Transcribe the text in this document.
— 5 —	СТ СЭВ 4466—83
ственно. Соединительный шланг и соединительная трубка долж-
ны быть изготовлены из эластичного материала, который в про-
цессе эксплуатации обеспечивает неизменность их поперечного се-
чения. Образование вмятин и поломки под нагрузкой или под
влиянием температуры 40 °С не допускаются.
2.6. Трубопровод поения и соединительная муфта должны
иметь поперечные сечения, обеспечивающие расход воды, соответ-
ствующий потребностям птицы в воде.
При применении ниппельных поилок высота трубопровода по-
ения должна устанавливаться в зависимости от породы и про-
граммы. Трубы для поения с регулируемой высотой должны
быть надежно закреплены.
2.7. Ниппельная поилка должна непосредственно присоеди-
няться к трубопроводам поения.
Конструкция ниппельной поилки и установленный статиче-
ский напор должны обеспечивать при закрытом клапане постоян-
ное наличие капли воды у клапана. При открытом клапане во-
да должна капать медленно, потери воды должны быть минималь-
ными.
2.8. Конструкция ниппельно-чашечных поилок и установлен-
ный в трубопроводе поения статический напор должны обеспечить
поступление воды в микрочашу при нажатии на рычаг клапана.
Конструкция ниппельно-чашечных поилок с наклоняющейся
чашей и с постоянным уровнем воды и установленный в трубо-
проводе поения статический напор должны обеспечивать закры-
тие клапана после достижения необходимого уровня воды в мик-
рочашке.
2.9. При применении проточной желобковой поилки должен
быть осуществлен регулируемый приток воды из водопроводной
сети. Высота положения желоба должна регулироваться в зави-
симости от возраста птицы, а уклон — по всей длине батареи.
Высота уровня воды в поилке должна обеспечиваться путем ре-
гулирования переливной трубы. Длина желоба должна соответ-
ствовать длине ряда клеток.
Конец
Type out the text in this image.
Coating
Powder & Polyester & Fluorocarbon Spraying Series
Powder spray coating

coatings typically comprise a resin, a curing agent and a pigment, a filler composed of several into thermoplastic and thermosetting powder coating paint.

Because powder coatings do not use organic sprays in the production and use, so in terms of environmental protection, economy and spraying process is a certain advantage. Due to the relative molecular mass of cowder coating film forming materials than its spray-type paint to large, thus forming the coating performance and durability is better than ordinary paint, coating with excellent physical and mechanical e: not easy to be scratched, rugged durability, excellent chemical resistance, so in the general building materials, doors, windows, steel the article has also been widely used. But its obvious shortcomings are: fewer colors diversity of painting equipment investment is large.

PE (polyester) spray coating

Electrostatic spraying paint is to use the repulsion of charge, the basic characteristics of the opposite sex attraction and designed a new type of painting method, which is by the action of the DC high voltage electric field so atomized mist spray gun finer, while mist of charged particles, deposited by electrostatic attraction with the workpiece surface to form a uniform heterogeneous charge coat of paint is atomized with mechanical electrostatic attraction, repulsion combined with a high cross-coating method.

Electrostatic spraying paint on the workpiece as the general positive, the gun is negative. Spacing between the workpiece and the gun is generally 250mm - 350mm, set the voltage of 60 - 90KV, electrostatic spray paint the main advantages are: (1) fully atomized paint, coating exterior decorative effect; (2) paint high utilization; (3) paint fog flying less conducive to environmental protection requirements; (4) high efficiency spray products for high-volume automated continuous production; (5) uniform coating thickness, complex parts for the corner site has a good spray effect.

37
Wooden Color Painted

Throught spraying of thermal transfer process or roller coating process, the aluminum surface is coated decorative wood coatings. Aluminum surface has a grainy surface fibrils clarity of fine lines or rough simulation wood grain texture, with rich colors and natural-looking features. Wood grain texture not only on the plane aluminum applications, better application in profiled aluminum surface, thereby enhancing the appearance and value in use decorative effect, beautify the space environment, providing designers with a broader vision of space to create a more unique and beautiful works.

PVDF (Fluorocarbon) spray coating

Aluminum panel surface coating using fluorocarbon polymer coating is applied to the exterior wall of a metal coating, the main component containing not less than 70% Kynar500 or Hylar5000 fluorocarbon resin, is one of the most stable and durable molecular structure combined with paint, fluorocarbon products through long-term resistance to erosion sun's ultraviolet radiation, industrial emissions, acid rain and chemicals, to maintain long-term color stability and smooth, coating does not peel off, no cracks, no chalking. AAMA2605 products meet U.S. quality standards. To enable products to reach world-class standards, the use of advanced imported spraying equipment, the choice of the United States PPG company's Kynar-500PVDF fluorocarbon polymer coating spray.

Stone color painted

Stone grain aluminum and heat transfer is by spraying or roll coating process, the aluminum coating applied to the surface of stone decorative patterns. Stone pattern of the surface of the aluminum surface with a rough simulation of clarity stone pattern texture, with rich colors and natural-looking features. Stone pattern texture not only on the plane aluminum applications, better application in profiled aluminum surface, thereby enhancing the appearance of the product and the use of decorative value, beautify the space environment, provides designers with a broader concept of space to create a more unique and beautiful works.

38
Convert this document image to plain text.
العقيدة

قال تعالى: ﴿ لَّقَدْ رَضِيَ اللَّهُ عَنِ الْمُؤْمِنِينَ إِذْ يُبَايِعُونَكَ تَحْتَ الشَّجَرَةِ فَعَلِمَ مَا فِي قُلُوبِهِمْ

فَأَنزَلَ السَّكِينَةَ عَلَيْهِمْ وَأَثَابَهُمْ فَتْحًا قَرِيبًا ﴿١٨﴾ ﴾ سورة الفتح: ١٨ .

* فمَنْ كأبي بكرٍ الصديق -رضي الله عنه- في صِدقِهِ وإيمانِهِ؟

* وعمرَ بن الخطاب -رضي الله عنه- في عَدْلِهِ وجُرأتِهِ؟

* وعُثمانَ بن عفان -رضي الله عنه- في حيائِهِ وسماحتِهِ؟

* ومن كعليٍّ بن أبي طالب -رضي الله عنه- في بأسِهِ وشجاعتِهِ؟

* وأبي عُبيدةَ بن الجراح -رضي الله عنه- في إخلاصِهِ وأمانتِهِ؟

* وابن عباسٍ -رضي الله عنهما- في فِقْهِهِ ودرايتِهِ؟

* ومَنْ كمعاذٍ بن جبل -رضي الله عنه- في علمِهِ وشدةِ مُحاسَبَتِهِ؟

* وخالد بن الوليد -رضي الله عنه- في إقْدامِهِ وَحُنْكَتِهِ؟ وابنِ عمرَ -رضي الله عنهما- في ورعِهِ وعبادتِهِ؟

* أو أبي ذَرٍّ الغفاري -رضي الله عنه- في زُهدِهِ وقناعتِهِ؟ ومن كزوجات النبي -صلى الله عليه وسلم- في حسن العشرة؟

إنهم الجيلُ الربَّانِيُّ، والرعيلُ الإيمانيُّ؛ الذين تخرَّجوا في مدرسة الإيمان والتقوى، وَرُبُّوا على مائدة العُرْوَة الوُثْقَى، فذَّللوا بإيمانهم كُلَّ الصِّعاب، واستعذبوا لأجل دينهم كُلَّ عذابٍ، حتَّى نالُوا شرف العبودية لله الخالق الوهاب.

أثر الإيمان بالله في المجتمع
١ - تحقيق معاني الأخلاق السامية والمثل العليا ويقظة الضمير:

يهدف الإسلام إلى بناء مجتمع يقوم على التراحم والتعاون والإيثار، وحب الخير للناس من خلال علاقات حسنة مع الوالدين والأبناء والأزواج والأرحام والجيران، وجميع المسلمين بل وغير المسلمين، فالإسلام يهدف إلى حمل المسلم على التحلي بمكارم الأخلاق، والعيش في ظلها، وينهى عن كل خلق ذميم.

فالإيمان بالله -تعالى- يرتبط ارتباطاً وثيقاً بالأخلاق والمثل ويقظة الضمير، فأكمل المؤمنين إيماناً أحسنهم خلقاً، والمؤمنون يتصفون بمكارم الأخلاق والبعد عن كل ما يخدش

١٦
——
Work required: Retype the material above, line by line, exactly.

Solution:
Transcribe the text in this document.
— 5 —	СТ СЭВ 4466—83
ственно. Соединительный шланг и соединительная трубка долж-
ны быть изготовлены из эластичного материала, который в про-
цессе эксплуатации обеспечивает неизменность их поперечного се-
чения. Образование вмятин и поломки под нагрузкой или под
влиянием температуры 40 °С не допускаются.
2.6. Трубопровод поения и соединительная муфта должны
иметь поперечные сечения, обеспечивающие расход воды, соответ-
ствующий потребностям птицы в воде.
При применении ниппельных поилок высота трубопровода по-
ения должна устанавливаться в зависимости от породы и про-
граммы. Трубы для поения с регулируемой высотой должны
быть надежно закреплены.
2.7. Ниппельная поилка должна непосредственно присоеди-
няться к трубопроводам поения.
Конструкция ниппельной поилки и установленный статиче-
ский напор должны обеспечивать при закрытом клапане постоян-
ное наличие капли воды у клапана. При открытом клапане во-
да должна капать медленно, потери воды должны быть минималь-
ными.
2.8. Конструкция ниппельно-чашечных поилок и установлен-
ный в трубопроводе поения статический напор должны обеспечить
поступление воды в микрочашу при нажатии на рычаг клапана.
Конструкция ниппельно-чашечных поилок с наклоняющейся
чашей и с постоянным уровнем воды и установленный в трубо-
проводе поения статический напор должны обеспечивать закры-
тие клапана после достижения необходимого уровня воды в мик-
рочашке.
2.9. При применении проточной желобковой поилки должен
быть осуществлен регулируемый приток воды из водопроводной
сети. Высота положения желоба должна регулироваться в зави-
симости от возраста птицы, а уклон — по всей длине батареи.
Высота уровня воды в поилке должна обеспечиваться путем ре-
гулирования переливной трубы. Длина желоба должна соответ-
ствовать длине ряда клеток.
Конец
Type out the text in this image.
Coating
Powder & Polyester & Fluorocarbon Spraying Series
Powder spray coating

coatings typically comprise a resin, a curing agent and a pigment, a filler composed of several into thermoplastic and thermosetting powder coating paint.

Because powder coatings do not use organic sprays in the production and use, so in terms of environmental protection, economy and spraying process is a certain advantage. Due to the relative molecular mass of cowder coating film forming materials than its spray-type paint to large, thus forming the coating performance and durability is better than ordinary paint, coating with excellent physical and mechanical e: not easy to be scratched, rugged durability, excellent chemical resistance, so in the general building materials, doors, windows, steel the article has also been widely used. But its obvious shortcomings are: fewer colors diversity of painting equipment investment is large.

PE (polyester) spray coating

Electrostatic spraying paint is to use the repulsion of charge, the basic characteristics of the opposite sex attraction and designed a new type of painting method, which is by the action of the DC high voltage electric field so atomized mist spray gun finer, while mist of charged particles, deposited by electrostatic attraction with the workpiece surface to form a uniform heterogeneous charge coat of paint is atomized with mechanical electrostatic attraction, repulsion combined with a high cross-coating method.

Electrostatic spraying paint on the workpiece as the general positive, the gun is negative. Spacing between the workpiece and the gun is generally 250mm - 350mm, set the voltage of 60 - 90KV, electrostatic spray paint the main advantages are: (1) fully atomized paint, coating exterior decorative effect; (2) paint high utilization; (3) paint fog flying less conducive to environmental protection requirements; (4) high efficiency spray products for high-volume automated continuous production; (5) uniform coating thickness, complex parts for the corner site has a good spray effect.

37
Wooden Color Painted

Throught spraying of thermal transfer process or roller coating process, the aluminum surface is coated decorative wood coatings. Aluminum surface has a grainy surface fibrils clarity of fine lines or rough simulation wood grain texture, with rich colors and natural-looking features. Wood grain texture not only on the plane aluminum applications, better application in profiled aluminum surface, thereby enhancing the appearance and value in use decorative effect, beautify the space environment, providing designers with a broader vision of space to create a more unique and beautiful works.

PVDF (Fluorocarbon) spray coating

Aluminum panel surface coating using fluorocarbon polymer coating is applied to the exterior wall of a metal coating, the main component containing not less than 70% Kynar500 or Hylar5000 fluorocarbon resin, is one of the most stable and durable molecular structure combined with paint, fluorocarbon products through long-term resistance to erosion sun's ultraviolet radiation, industrial emissions, acid rain and chemicals, to maintain long-term color stability and smooth, coating does not peel off, no cracks, no chalking. AAMA2605 products meet U.S. quality standards. To enable products to reach world-class standards, the use of advanced imported spraying equipment, the choice of the United States PPG company's Kynar-500PVDF fluorocarbon polymer coating spray.

Stone color painted

Stone grain aluminum and heat transfer is by spraying or roll coating process, the aluminum coating applied to the surface of stone decorative patterns. Stone pattern of the surface of the aluminum surface with a rough simulation of clarity stone pattern texture, with rich colors and natural-looking features. Stone pattern texture not only on the plane aluminum applications, better application in profiled aluminum surface, thereby enhancing the appearance of the product and the use of decorative value, beautify the space environment, provides designers with a broader concept of space to create a more unique and beautiful works.

38
Convert this document image to plain text.
العقيدة

قال تعالى: ﴿ لَّقَدْ رَضِيَ اللَّهُ عَنِ الْمُؤْمِنِينَ إِذْ يُبَايِعُونَكَ تَحْتَ الشَّجَرَةِ فَعَلِمَ مَا فِي قُلُوبِهِمْ

فَأَنزَلَ السَّكِينَةَ عَلَيْهِمْ وَأَثَابَهُمْ فَتْحًا قَرِيبًا ﴿١٨﴾ ﴾ سورة الفتح: ١٨ .

* فمَنْ كأبي بكرٍ الصديق -رضي الله عنه- في صِدقِهِ وإيمانِهِ؟

* وعمرَ بن الخطاب -رضي الله عنه- في عَدْلِهِ وجُرأتِهِ؟

* وعُثمانَ بن عفان -رضي الله عنه- في حيائِهِ وسماحتِهِ؟

* ومن كعليٍّ بن أبي طالب -رضي الله عنه- في بأسِهِ وشجاعتِهِ؟

* وأبي عُبيدةَ بن الجراح -رضي الله عنه- في إخلاصِهِ وأمانتِهِ؟

* وابن عباسٍ -رضي الله عنهما- في فِقْهِهِ ودرايتِهِ؟

* ومَنْ كمعاذٍ بن جبل -رضي الله عنه- في علمِهِ وشدةِ مُحاسَبَتِهِ؟

* وخالد بن الوليد -رضي الله عنه- في إقْدامِهِ وَحُنْكَتِهِ؟ وابنِ عمرَ -رضي الله عنهما- في ورعِهِ وعبادتِهِ؟

* أو أبي ذَرٍّ الغفاري -رضي الله عنه- في زُهدِهِ وقناعتِهِ؟ ومن كزوجات النبي -صلى الله عليه وسلم- في حسن العشرة؟

إنهم الجيلُ الربَّانِيُّ، والرعيلُ الإيمانيُّ؛ الذين تخرَّجوا في مدرسة الإيمان والتقوى، وَرُبُّوا على مائدة العُرْوَة الوُثْقَى، فذَّللوا بإيمانهم كُلَّ الصِّعاب، واستعذبوا لأجل دينهم كُلَّ عذابٍ، حتَّى نالُوا شرف العبودية لله الخالق الوهاب.

أثر الإيمان بالله في المجتمع
١ - تحقيق معاني الأخلاق السامية والمثل العليا ويقظة الضمير:

يهدف الإسلام إلى بناء مجتمع يقوم على التراحم والتعاون والإيثار، وحب الخير للناس من خلال علاقات حسنة مع الوالدين والأبناء والأزواج والأرحام والجيران، وجميع المسلمين بل وغير المسلمين، فالإسلام يهدف إلى حمل المسلم على التحلي بمكارم الأخلاق، والعيش في ظلها، وينهى عن كل خلق ذميم.

فالإيمان بالله -تعالى- يرتبط ارتباطاً وثيقاً بالأخلاق والمثل ويقظة الضمير، فأكمل المؤمنين إيماناً أحسنهم خلقاً، والمؤمنون يتصفون بمكارم الأخلاق والبعد عن كل ما يخدش

١٦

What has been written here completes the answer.